The request – Check every line below for the string "Production", and copy the lines that contain it.

Task inputs –

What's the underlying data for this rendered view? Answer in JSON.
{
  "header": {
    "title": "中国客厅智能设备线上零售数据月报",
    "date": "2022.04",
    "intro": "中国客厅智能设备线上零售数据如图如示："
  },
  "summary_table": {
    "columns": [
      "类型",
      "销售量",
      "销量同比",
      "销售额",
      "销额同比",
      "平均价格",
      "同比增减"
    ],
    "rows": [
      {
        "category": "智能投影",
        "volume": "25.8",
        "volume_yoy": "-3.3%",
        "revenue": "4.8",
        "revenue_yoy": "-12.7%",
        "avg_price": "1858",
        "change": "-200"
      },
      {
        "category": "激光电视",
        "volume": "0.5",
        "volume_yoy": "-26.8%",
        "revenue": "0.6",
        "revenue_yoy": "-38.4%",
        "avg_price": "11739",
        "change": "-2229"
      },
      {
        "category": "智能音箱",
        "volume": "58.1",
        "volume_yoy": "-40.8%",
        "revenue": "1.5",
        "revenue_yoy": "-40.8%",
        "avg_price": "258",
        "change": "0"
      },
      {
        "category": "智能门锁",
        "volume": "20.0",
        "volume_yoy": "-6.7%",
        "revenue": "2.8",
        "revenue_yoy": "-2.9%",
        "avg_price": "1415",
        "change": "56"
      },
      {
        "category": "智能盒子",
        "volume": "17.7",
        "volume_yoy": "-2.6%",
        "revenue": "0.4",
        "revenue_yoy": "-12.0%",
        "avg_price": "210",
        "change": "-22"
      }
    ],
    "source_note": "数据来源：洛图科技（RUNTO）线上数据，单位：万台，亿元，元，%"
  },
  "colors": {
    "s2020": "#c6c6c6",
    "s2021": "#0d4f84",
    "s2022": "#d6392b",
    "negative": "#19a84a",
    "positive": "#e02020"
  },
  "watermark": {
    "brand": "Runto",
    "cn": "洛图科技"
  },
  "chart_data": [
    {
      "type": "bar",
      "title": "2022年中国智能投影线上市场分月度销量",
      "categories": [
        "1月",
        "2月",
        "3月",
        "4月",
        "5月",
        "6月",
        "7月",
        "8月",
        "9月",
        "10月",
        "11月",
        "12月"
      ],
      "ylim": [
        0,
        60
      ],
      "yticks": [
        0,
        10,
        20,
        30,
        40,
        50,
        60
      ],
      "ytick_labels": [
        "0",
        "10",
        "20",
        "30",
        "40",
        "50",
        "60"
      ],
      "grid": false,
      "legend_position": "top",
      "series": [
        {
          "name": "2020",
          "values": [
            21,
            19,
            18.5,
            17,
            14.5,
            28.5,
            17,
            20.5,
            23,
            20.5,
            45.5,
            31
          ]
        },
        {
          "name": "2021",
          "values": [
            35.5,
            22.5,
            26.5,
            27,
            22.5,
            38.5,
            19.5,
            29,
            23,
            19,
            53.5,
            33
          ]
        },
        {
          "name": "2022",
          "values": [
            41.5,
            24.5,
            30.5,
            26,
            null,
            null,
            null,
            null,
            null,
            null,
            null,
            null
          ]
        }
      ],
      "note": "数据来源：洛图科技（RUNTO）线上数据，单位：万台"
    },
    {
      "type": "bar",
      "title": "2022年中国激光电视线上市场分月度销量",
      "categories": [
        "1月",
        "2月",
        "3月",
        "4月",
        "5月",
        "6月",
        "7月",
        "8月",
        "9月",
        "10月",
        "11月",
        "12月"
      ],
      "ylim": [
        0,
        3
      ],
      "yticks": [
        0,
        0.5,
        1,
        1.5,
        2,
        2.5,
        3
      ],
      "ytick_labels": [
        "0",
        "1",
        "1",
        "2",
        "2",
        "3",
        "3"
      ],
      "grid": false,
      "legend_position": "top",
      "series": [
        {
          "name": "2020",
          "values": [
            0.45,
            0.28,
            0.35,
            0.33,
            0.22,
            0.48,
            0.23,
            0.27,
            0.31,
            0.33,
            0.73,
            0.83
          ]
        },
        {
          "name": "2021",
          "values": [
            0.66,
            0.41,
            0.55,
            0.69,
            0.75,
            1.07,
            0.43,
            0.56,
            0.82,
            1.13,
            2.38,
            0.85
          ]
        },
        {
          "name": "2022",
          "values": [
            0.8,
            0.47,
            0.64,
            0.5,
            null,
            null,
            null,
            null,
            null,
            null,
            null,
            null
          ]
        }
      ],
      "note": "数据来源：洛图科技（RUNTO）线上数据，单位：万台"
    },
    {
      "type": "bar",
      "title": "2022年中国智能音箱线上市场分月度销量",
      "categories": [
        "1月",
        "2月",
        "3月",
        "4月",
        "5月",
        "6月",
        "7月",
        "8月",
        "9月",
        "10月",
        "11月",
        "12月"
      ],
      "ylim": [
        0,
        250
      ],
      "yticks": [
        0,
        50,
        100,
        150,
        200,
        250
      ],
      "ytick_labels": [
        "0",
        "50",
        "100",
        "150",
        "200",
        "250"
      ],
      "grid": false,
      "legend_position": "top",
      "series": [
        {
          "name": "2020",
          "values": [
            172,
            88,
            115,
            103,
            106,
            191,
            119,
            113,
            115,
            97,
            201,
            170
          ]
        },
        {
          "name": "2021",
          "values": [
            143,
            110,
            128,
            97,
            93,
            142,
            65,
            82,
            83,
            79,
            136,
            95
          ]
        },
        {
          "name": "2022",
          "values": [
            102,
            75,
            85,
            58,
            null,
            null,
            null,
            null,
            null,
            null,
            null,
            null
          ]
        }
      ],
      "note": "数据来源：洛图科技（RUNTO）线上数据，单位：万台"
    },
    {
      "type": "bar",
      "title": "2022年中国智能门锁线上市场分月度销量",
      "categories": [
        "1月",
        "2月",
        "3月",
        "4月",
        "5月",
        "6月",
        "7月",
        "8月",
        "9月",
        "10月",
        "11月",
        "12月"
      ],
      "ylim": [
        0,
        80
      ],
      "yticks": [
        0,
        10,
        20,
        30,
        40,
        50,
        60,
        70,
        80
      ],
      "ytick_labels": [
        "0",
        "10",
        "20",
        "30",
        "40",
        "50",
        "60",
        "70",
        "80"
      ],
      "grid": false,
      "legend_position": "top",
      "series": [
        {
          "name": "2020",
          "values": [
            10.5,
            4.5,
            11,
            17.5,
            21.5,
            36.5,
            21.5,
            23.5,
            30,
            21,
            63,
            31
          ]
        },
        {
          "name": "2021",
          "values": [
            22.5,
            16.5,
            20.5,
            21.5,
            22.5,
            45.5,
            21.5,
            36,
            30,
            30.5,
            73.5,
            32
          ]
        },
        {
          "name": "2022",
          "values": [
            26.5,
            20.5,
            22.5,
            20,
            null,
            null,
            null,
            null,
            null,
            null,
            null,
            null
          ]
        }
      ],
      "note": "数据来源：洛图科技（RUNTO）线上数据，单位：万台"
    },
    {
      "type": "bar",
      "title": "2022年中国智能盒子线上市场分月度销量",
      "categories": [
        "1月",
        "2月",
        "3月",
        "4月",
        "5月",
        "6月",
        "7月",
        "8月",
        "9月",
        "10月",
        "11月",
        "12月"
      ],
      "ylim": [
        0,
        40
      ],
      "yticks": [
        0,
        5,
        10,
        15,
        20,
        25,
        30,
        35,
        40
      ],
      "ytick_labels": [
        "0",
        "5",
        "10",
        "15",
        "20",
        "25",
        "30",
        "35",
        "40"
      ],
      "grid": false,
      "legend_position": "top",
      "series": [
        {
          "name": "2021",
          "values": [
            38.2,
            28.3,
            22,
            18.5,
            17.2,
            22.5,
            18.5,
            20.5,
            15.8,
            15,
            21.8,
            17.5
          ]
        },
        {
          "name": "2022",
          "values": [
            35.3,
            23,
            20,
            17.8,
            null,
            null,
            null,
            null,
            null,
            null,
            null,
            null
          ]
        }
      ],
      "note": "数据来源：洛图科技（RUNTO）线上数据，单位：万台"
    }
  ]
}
---
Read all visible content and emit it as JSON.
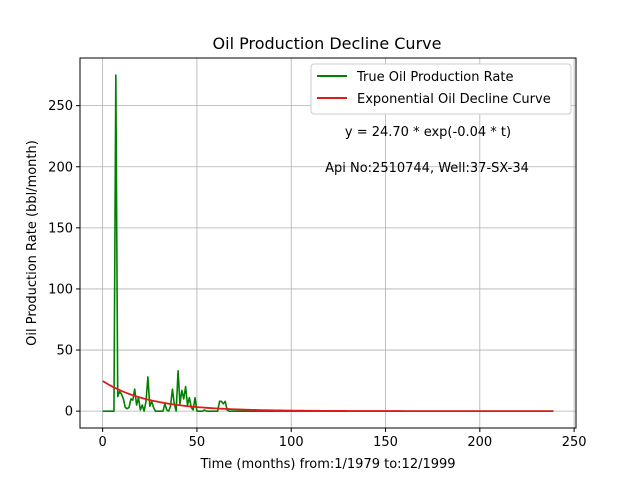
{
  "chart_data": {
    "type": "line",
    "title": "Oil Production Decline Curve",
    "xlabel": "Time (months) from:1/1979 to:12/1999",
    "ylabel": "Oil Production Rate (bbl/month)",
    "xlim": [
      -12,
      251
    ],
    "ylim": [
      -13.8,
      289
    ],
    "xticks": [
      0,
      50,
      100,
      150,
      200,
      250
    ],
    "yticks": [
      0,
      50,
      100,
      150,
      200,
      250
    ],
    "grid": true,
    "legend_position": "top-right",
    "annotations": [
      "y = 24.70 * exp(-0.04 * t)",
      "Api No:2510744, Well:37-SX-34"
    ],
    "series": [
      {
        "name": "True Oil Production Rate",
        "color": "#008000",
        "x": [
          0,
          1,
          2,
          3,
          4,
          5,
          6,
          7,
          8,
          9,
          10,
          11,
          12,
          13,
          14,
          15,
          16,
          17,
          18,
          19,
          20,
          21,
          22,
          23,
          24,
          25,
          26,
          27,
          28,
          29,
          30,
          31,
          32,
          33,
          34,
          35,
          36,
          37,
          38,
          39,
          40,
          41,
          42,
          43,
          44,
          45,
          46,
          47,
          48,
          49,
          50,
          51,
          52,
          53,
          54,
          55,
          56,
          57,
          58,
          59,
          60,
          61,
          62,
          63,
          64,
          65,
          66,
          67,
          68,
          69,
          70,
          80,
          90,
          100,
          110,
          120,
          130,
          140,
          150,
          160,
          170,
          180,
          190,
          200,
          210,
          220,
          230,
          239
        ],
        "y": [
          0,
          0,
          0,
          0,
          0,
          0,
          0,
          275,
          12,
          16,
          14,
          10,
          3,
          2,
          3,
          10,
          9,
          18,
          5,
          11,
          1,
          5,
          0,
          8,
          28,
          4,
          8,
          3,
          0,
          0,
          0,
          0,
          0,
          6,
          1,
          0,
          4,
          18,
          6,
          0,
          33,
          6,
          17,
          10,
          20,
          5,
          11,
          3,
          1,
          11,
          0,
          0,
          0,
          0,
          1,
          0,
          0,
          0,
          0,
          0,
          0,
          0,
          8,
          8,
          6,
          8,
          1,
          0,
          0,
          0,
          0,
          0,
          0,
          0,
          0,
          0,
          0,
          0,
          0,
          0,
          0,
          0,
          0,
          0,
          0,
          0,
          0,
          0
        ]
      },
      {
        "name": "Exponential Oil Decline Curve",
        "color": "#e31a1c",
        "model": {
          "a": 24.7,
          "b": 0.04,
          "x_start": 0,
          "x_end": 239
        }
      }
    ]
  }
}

Task answer –
    "title": "Oil Production Decline Curve",
    "ylabel": "Oil Production Rate (bbl/month)",
        "name": "True Oil Production Rate",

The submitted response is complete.